— Work instructions —
Copy everything in the data below exactly except the pictures.

Records from a collection
####################
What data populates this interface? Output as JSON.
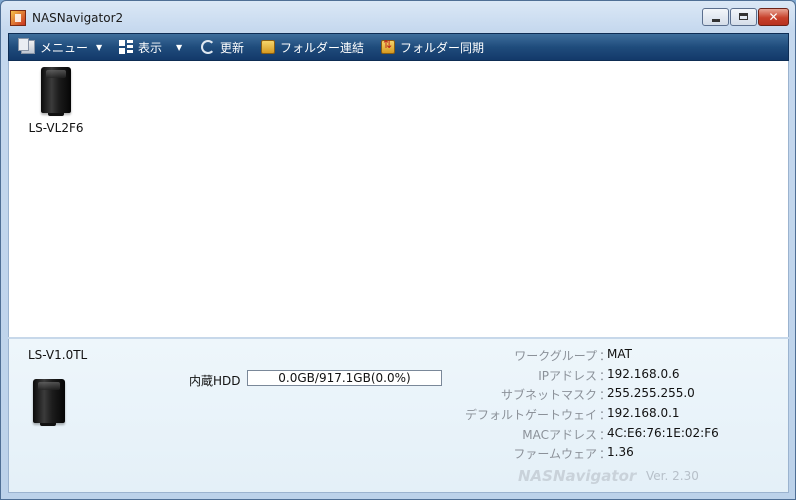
{
  "window": {
    "title": "NASNavigator2"
  },
  "toolbar": {
    "menu_label": "メニュー",
    "view_label": "表示",
    "refresh_label": "更新",
    "folder_link_label": "フォルダー連結",
    "folder_sync_label": "フォルダー同期"
  },
  "devices": [
    {
      "name": "LS-VL2F6",
      "icon": "nas-device-icon"
    }
  ],
  "info": {
    "device_name": "LS-V1.0TL",
    "hdd": {
      "label": "内蔵HDD",
      "usage_text": "0.0GB/917.1GB(0.0%)",
      "used_fraction": 0.0
    },
    "properties": [
      {
        "key": "ワークグループ",
        "value": "MAT"
      },
      {
        "key": "IPアドレス",
        "value": "192.168.0.6"
      },
      {
        "key": "サブネットマスク",
        "value": "255.255.255.0"
      },
      {
        "key": "デフォルトゲートウェイ",
        "value": "192.168.0.1"
      },
      {
        "key": "MACアドレス",
        "value": "4C:E6:76:1E:02:F6"
      },
      {
        "key": "ファームウェア",
        "value": "1.36"
      }
    ],
    "separator": "：",
    "brand": "NASNavigator",
    "version": "Ver. 2.30"
  }
}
####################
— Solution to this problem —
What data populates this interface? Output as JSON.
{
  "window": {
    "title": "NASNavigator2"
  },
  "toolbar": {
    "menu_label": "メニュー",
    "view_label": "表示",
    "refresh_label": "更新",
    "folder_link_label": "フォルダー連結",
    "folder_sync_label": "フォルダー同期"
  },
  "devices": [
    {
      "name": "LS-VL2F6",
      "icon": "nas-device-icon"
    }
  ],
  "info": {
    "device_name": "LS-V1.0TL",
    "hdd": {
      "label": "内蔵HDD",
      "usage_text": "0.0GB/917.1GB(0.0%)",
      "used_fraction": 0.0
    },
    "properties": [
      {
        "key": "ワークグループ",
        "value": "MAT"
      },
      {
        "key": "IPアドレス",
        "value": "192.168.0.6"
      },
      {
        "key": "サブネットマスク",
        "value": "255.255.255.0"
      },
      {
        "key": "デフォルトゲートウェイ",
        "value": "192.168.0.1"
      },
      {
        "key": "MACアドレス",
        "value": "4C:E6:76:1E:02:F6"
      },
      {
        "key": "ファームウェア",
        "value": "1.36"
      }
    ],
    "separator": "：",
    "brand": "NASNavigator",
    "version": "Ver. 2.30"
  }
}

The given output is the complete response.